Reproduce the records below exactly, leaving out any pictures.

#### Data entries

====

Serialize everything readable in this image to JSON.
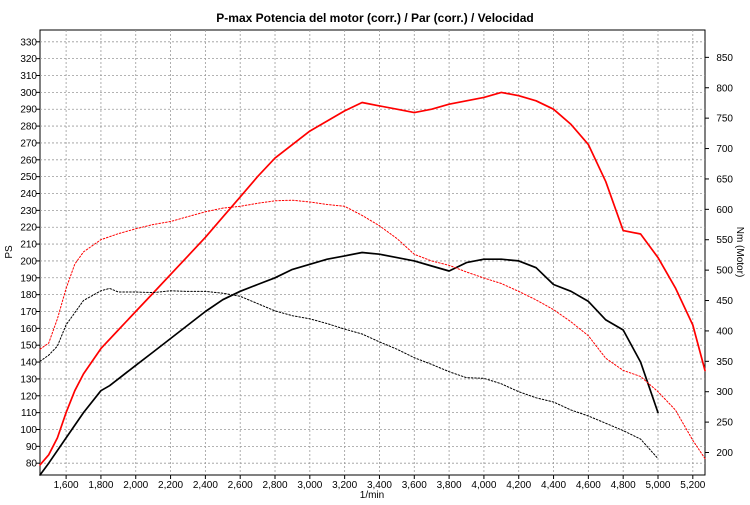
{
  "chart_data": {
    "type": "line",
    "title": "P-max Potencia del motor (corr.) / Par (corr.) / Velocidad",
    "xlabel": "1/min",
    "ylabel_left": "PS",
    "ylabel_right": "Nm (Motor)",
    "xlim": [
      1450,
      5270
    ],
    "ylim_left": [
      73,
      337
    ],
    "ylim_right": [
      163,
      895
    ],
    "x_ticks": [
      "1,600",
      "1,800",
      "2,000",
      "2,200",
      "2,400",
      "2,600",
      "2,800",
      "3,000",
      "3,200",
      "3,400",
      "3,600",
      "3,800",
      "4,000",
      "4,200",
      "4,400",
      "4,600",
      "4,800",
      "5,000",
      "5,200"
    ],
    "y_left_ticks": [
      "80",
      "90",
      "100",
      "110",
      "120",
      "130",
      "140",
      "150",
      "160",
      "170",
      "180",
      "190",
      "200",
      "210",
      "220",
      "230",
      "240",
      "250",
      "260",
      "270",
      "280",
      "290",
      "300",
      "310",
      "320",
      "330"
    ],
    "y_right_ticks": [
      "200",
      "250",
      "300",
      "350",
      "400",
      "450",
      "500",
      "550",
      "600",
      "650",
      "700",
      "750",
      "800",
      "850"
    ],
    "grid": true,
    "colors": {
      "power": "#ff0000",
      "torque": "#000000"
    },
    "series": [
      {
        "axis": "left",
        "color": "#ff0000",
        "style": "solid",
        "x": [
          1450,
          1500,
          1550,
          1600,
          1650,
          1700,
          1800,
          1900,
          2000,
          2100,
          2200,
          2300,
          2400,
          2500,
          2600,
          2700,
          2800,
          2900,
          3000,
          3100,
          3200,
          3300,
          3400,
          3500,
          3600,
          3700,
          3800,
          3900,
          4000,
          4100,
          4200,
          4300,
          4400,
          4500,
          4600,
          4700,
          4800,
          4900,
          5000,
          5100,
          5200,
          5270
        ],
        "values": [
          79,
          85,
          95,
          110,
          123,
          133,
          148,
          159,
          170,
          181,
          192,
          203,
          214,
          226,
          238,
          250,
          261,
          269,
          277,
          283,
          289,
          294,
          292,
          290,
          288,
          290,
          293,
          295,
          297,
          300,
          298,
          295,
          290,
          281,
          269,
          247,
          218,
          216,
          202,
          184,
          162,
          135
        ]
      },
      {
        "axis": "left",
        "color": "#000000",
        "style": "solid",
        "x": [
          1450,
          1500,
          1600,
          1700,
          1800,
          1850,
          1900,
          2000,
          2100,
          2200,
          2300,
          2400,
          2500,
          2600,
          2700,
          2800,
          2900,
          3000,
          3100,
          3200,
          3300,
          3400,
          3500,
          3600,
          3700,
          3800,
          3900,
          4000,
          4100,
          4200,
          4300,
          4400,
          4500,
          4600,
          4700,
          4800,
          4900,
          5000
        ],
        "values": [
          73,
          80,
          95,
          110,
          123,
          126,
          130,
          138,
          146,
          154,
          162,
          170,
          177,
          182,
          186,
          190,
          195,
          198,
          201,
          203,
          205,
          204,
          202,
          200,
          197,
          194,
          199,
          201,
          201,
          200,
          196,
          186,
          182,
          176,
          165,
          159,
          140,
          110
        ]
      },
      {
        "axis": "right",
        "color": "#ff0000",
        "style": "dotted",
        "x": [
          1450,
          1500,
          1550,
          1600,
          1650,
          1700,
          1800,
          1900,
          2000,
          2100,
          2200,
          2300,
          2400,
          2500,
          2600,
          2700,
          2800,
          2900,
          3000,
          3100,
          3200,
          3300,
          3400,
          3500,
          3600,
          3700,
          3800,
          3900,
          4000,
          4100,
          4200,
          4300,
          4400,
          4500,
          4600,
          4700,
          4800,
          4900,
          5000,
          5100,
          5200,
          5270
        ],
        "values": [
          370,
          380,
          420,
          470,
          510,
          530,
          550,
          560,
          568,
          575,
          580,
          588,
          596,
          602,
          605,
          610,
          614,
          615,
          612,
          608,
          605,
          590,
          573,
          552,
          526,
          515,
          508,
          497,
          487,
          478,
          465,
          451,
          435,
          415,
          392,
          355,
          335,
          325,
          300,
          270,
          220,
          190
        ]
      },
      {
        "axis": "right",
        "color": "#000000",
        "style": "dotted",
        "x": [
          1450,
          1500,
          1550,
          1600,
          1650,
          1700,
          1800,
          1850,
          1900,
          2000,
          2100,
          2200,
          2300,
          2400,
          2500,
          2600,
          2700,
          2800,
          2900,
          3000,
          3100,
          3200,
          3300,
          3400,
          3500,
          3600,
          3700,
          3800,
          3900,
          4000,
          4100,
          4200,
          4300,
          4400,
          4500,
          4600,
          4700,
          4800,
          4900,
          5000
        ],
        "values": [
          350,
          360,
          375,
          410,
          430,
          450,
          466,
          470,
          464,
          464,
          463,
          466,
          465,
          465,
          462,
          457,
          445,
          433,
          425,
          420,
          412,
          403,
          395,
          382,
          370,
          356,
          345,
          333,
          323,
          322,
          313,
          300,
          290,
          283,
          270,
          260,
          248,
          236,
          222,
          190
        ]
      }
    ]
  }
}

====

#### Answer below
Serialize everything readable in this image to JSON.
{
  "chart_data": {
    "type": "line",
    "title": "P-max Potencia del motor (corr.) / Par (corr.) / Velocidad",
    "xlabel": "1/min",
    "ylabel_left": "PS",
    "ylabel_right": "Nm (Motor)",
    "xlim": [
      1450,
      5270
    ],
    "ylim_left": [
      73,
      337
    ],
    "ylim_right": [
      163,
      895
    ],
    "x_ticks": [
      "1,600",
      "1,800",
      "2,000",
      "2,200",
      "2,400",
      "2,600",
      "2,800",
      "3,000",
      "3,200",
      "3,400",
      "3,600",
      "3,800",
      "4,000",
      "4,200",
      "4,400",
      "4,600",
      "4,800",
      "5,000",
      "5,200"
    ],
    "y_left_ticks": [
      "80",
      "90",
      "100",
      "110",
      "120",
      "130",
      "140",
      "150",
      "160",
      "170",
      "180",
      "190",
      "200",
      "210",
      "220",
      "230",
      "240",
      "250",
      "260",
      "270",
      "280",
      "290",
      "300",
      "310",
      "320",
      "330"
    ],
    "y_right_ticks": [
      "200",
      "250",
      "300",
      "350",
      "400",
      "450",
      "500",
      "550",
      "600",
      "650",
      "700",
      "750",
      "800",
      "850"
    ],
    "grid": true,
    "colors": {
      "power": "#ff0000",
      "torque": "#000000"
    },
    "series": [
      {
        "axis": "left",
        "color": "#ff0000",
        "style": "solid",
        "x": [
          1450,
          1500,
          1550,
          1600,
          1650,
          1700,
          1800,
          1900,
          2000,
          2100,
          2200,
          2300,
          2400,
          2500,
          2600,
          2700,
          2800,
          2900,
          3000,
          3100,
          3200,
          3300,
          3400,
          3500,
          3600,
          3700,
          3800,
          3900,
          4000,
          4100,
          4200,
          4300,
          4400,
          4500,
          4600,
          4700,
          4800,
          4900,
          5000,
          5100,
          5200,
          5270
        ],
        "values": [
          79,
          85,
          95,
          110,
          123,
          133,
          148,
          159,
          170,
          181,
          192,
          203,
          214,
          226,
          238,
          250,
          261,
          269,
          277,
          283,
          289,
          294,
          292,
          290,
          288,
          290,
          293,
          295,
          297,
          300,
          298,
          295,
          290,
          281,
          269,
          247,
          218,
          216,
          202,
          184,
          162,
          135
        ]
      },
      {
        "axis": "left",
        "color": "#000000",
        "style": "solid",
        "x": [
          1450,
          1500,
          1600,
          1700,
          1800,
          1850,
          1900,
          2000,
          2100,
          2200,
          2300,
          2400,
          2500,
          2600,
          2700,
          2800,
          2900,
          3000,
          3100,
          3200,
          3300,
          3400,
          3500,
          3600,
          3700,
          3800,
          3900,
          4000,
          4100,
          4200,
          4300,
          4400,
          4500,
          4600,
          4700,
          4800,
          4900,
          5000
        ],
        "values": [
          73,
          80,
          95,
          110,
          123,
          126,
          130,
          138,
          146,
          154,
          162,
          170,
          177,
          182,
          186,
          190,
          195,
          198,
          201,
          203,
          205,
          204,
          202,
          200,
          197,
          194,
          199,
          201,
          201,
          200,
          196,
          186,
          182,
          176,
          165,
          159,
          140,
          110
        ]
      },
      {
        "axis": "right",
        "color": "#ff0000",
        "style": "dotted",
        "x": [
          1450,
          1500,
          1550,
          1600,
          1650,
          1700,
          1800,
          1900,
          2000,
          2100,
          2200,
          2300,
          2400,
          2500,
          2600,
          2700,
          2800,
          2900,
          3000,
          3100,
          3200,
          3300,
          3400,
          3500,
          3600,
          3700,
          3800,
          3900,
          4000,
          4100,
          4200,
          4300,
          4400,
          4500,
          4600,
          4700,
          4800,
          4900,
          5000,
          5100,
          5200,
          5270
        ],
        "values": [
          370,
          380,
          420,
          470,
          510,
          530,
          550,
          560,
          568,
          575,
          580,
          588,
          596,
          602,
          605,
          610,
          614,
          615,
          612,
          608,
          605,
          590,
          573,
          552,
          526,
          515,
          508,
          497,
          487,
          478,
          465,
          451,
          435,
          415,
          392,
          355,
          335,
          325,
          300,
          270,
          220,
          190
        ]
      },
      {
        "axis": "right",
        "color": "#000000",
        "style": "dotted",
        "x": [
          1450,
          1500,
          1550,
          1600,
          1650,
          1700,
          1800,
          1850,
          1900,
          2000,
          2100,
          2200,
          2300,
          2400,
          2500,
          2600,
          2700,
          2800,
          2900,
          3000,
          3100,
          3200,
          3300,
          3400,
          3500,
          3600,
          3700,
          3800,
          3900,
          4000,
          4100,
          4200,
          4300,
          4400,
          4500,
          4600,
          4700,
          4800,
          4900,
          5000
        ],
        "values": [
          350,
          360,
          375,
          410,
          430,
          450,
          466,
          470,
          464,
          464,
          463,
          466,
          465,
          465,
          462,
          457,
          445,
          433,
          425,
          420,
          412,
          403,
          395,
          382,
          370,
          356,
          345,
          333,
          323,
          322,
          313,
          300,
          290,
          283,
          270,
          260,
          248,
          236,
          222,
          190
        ]
      }
    ]
  }
}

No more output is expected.